OBJECTIVE:
Put the lines from the beginning of the listing through the line containing "In FIG. 1, the side" into a numbered list, leaving out any blank lines.

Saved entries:
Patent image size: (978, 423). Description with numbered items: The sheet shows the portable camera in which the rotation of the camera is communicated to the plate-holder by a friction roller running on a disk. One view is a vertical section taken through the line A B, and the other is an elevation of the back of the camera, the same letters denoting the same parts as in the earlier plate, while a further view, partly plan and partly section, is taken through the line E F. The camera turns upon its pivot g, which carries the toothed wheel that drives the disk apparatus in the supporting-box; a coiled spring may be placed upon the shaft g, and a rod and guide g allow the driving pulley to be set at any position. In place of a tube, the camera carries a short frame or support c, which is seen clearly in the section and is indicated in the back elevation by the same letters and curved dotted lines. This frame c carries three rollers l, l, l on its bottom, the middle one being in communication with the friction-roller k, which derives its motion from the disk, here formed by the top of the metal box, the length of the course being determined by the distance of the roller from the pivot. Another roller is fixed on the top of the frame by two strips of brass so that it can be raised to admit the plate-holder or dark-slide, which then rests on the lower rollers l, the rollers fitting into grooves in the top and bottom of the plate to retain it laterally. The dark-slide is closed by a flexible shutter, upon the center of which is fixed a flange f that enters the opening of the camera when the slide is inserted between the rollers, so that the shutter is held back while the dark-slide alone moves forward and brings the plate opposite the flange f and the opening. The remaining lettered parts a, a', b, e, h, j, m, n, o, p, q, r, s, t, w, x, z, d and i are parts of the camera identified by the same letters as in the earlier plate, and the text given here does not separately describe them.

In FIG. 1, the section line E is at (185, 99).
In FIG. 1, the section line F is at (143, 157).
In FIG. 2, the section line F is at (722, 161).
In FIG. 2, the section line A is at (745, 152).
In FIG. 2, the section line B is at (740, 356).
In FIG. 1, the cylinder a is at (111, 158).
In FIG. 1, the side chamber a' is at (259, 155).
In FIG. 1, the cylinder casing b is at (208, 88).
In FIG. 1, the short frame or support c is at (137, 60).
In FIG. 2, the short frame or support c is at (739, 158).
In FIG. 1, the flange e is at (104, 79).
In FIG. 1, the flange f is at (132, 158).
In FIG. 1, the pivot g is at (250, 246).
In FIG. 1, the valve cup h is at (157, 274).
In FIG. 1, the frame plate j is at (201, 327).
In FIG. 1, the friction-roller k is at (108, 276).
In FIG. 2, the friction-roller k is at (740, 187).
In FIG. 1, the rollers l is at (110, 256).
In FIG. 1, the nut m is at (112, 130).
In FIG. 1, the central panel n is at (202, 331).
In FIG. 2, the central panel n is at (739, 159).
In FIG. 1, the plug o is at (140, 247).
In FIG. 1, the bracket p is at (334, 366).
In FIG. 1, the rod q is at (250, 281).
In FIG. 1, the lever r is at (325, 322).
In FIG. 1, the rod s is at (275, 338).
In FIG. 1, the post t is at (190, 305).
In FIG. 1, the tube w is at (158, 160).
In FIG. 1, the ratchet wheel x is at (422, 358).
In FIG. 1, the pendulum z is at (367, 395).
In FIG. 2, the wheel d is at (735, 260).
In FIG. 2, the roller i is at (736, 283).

FINISHED ANSWER:
1. Patent image size: (978, 423). Description with numbered items: The sheet shows the portable camera in which the rotation of the camera is communicated to the plate-holder by a friction roller running on a disk. One view is a vertical section taken through the line A B, and the other is an elevation of the back of the camera, the same letters denoting the same parts as in the earlier plate, while a further view, partly plan and partly section, is taken through the line E F. The camera turns upon its pivot g, which carries the toothed wheel that drives the disk apparatus in the supporting-box; a coiled spring may be placed upon the shaft g, and a rod and guide g allow the driving pulley to be set at any position. In place of a tube, the camera carries a short frame or support c, which is seen clearly in the section and is indicated in the back elevation by the same letters and curved dotted lines. This frame c carries three rollers l, l, l on its bottom, the middle one being in communication with the friction-roller k, which derives its motion from the disk, here formed by the top of the metal box, the length of the course being determined by the distance of the roller from the pivot. Another roller is fixed on the top of the frame by two strips of brass so that it can be raised to admit the plate-holder or dark-slide, which then rests on the lower rollers l, the rollers fitting into grooves in the top and bottom of the plate to retain it laterally. The dark-slide is closed by a flexible shutter, upon the center of which is fixed a flange f that enters the opening of the camera when the slide is inserted between the rollers, so that the shutter is held back while the dark-slide alone moves forward and brings the plate opposite the flange f and the opening. The remaining lettered parts a, a', b, e, h, j, m, n, o, p, q, r, s, t, w, x, z, d and i are parts of the camera identified by the same letters as in the earlier plate, and the text given here does not separately describe them.
2. In FIG. 1, the section line E is at (185, 99).
3. In FIG. 1, the section line F is at (143, 157).
4. In FIG. 2, the section line F is at (722, 161).
5. In FIG. 2, the section line A is at (745, 152).
6. In FIG. 2, the section line B is at (740, 356).
7. In FIG. 1, the cylinder a is at (111, 158).
8. In FIG. 1, the side chamber a' is at (259, 155).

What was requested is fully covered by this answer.